• [Short exercise] Leave out the pictures and repeat the data exactly.

Dataset items
------------------------------------

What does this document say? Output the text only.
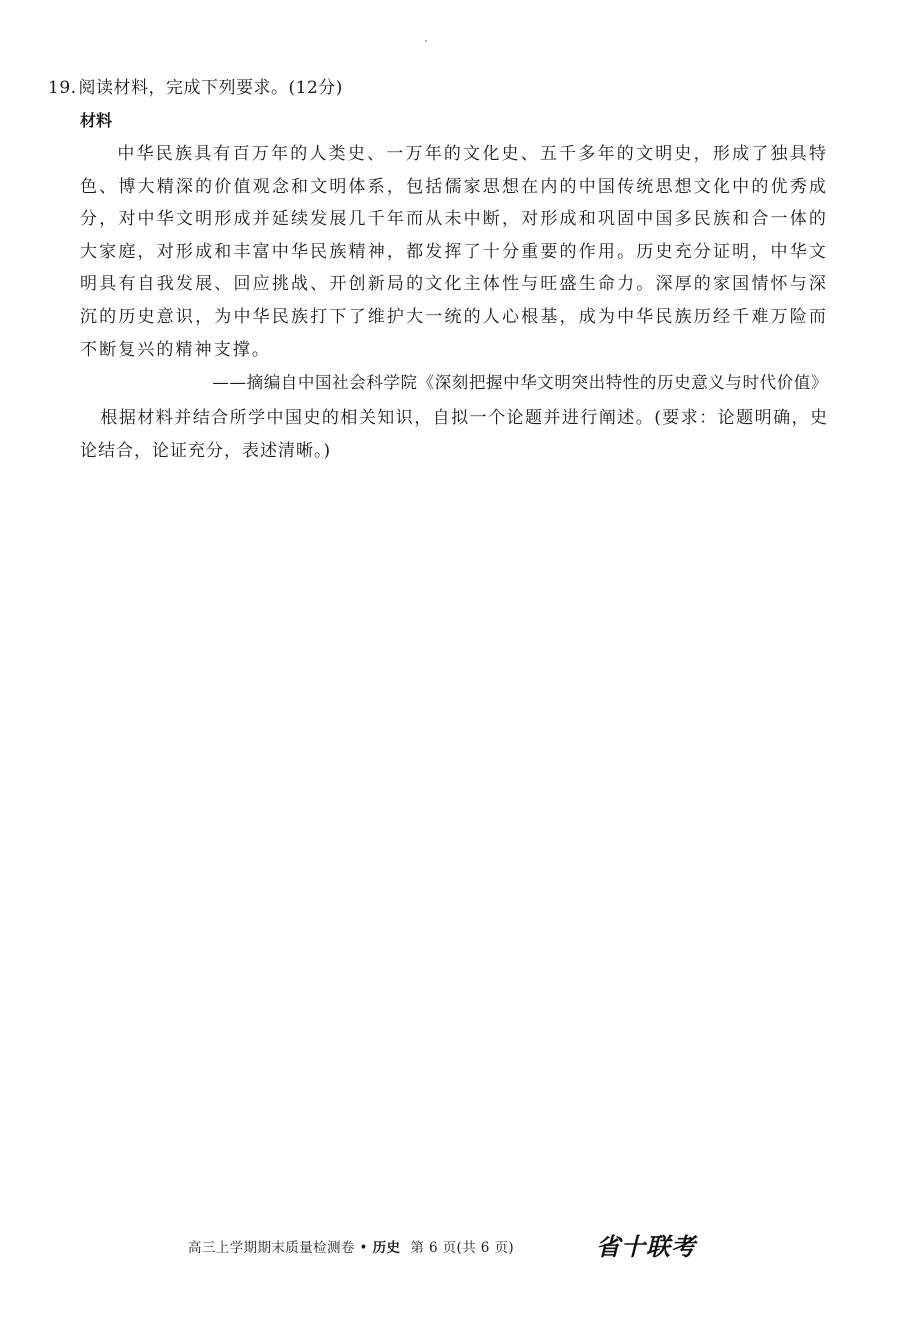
19. 阅读材料，完成下列要求。(12分)
材料

中华民族具有百万年的人类史、一万年的文化史、五千多年的文明史，形成了独具特色、博大精深的价值观念和文明体系，包括儒家思想在内的中国传统思想文化中的优秀成分，对中华文明形成并延续发展几千年而从未中断，对形成和巩固中国多民族和合一体的大家庭，对形成和丰富中华民族精神，都发挥了十分重要的作用。历史充分证明，中华文明具有自我发展、回应挑战、开创新局的文化主体性与旺盛生命力。深厚的家国情怀与深沉的历史意识，为中华民族打下了维护大一统的人心根基，成为中华民族历经千难万险而不断复兴的精神支撑。

——摘编自中国社会科学院《深刻把握中华文明突出特性的历史意义与时代价值》

根据材料并结合所学中国史的相关知识，自拟一个论题并进行阐述。(要求：论题明确，史论结合，论证充分，表述清晰。)

高三上学期期末质量检测卷 • 历史 第 6 页(共 6 页)	省十联考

------------------------------------

• [Final answer]
What does this document say? Output the text only.
19. 阅读材料，完成下列要求。(12分)
材料

中华民族具有百万年的人类史、一万年的文化史、五千多年的文明史，形成了独具特色、博大精深的价值观念和文明体系，包括儒家思想在内的中国传统思想文化中的优秀成分，对中华文明形成并延续发展几千年而从未中断，对形成和巩固中国多民族和合一体的大家庭，对形成和丰富中华民族精神，都发挥了十分重要的作用。历史充分证明，中华文明具有自我发展、回应挑战、开创新局的文化主体性与旺盛生命力。深厚的家国情怀与深沉的历史意识，为中华民族打下了维护大一统的人心根基，成为中华民族历经千难万险而不断复兴的精神支撑。

——摘编自中国社会科学院《深刻把握中华文明突出特性的历史意义与时代价值》

根据材料并结合所学中国史的相关知识，自拟一个论题并进行阐述。(要求：论题明确，史论结合，论证充分，表述清晰。)

高三上学期期末质量检测卷 • 历史 第 6 页(共 6 页)	省十联考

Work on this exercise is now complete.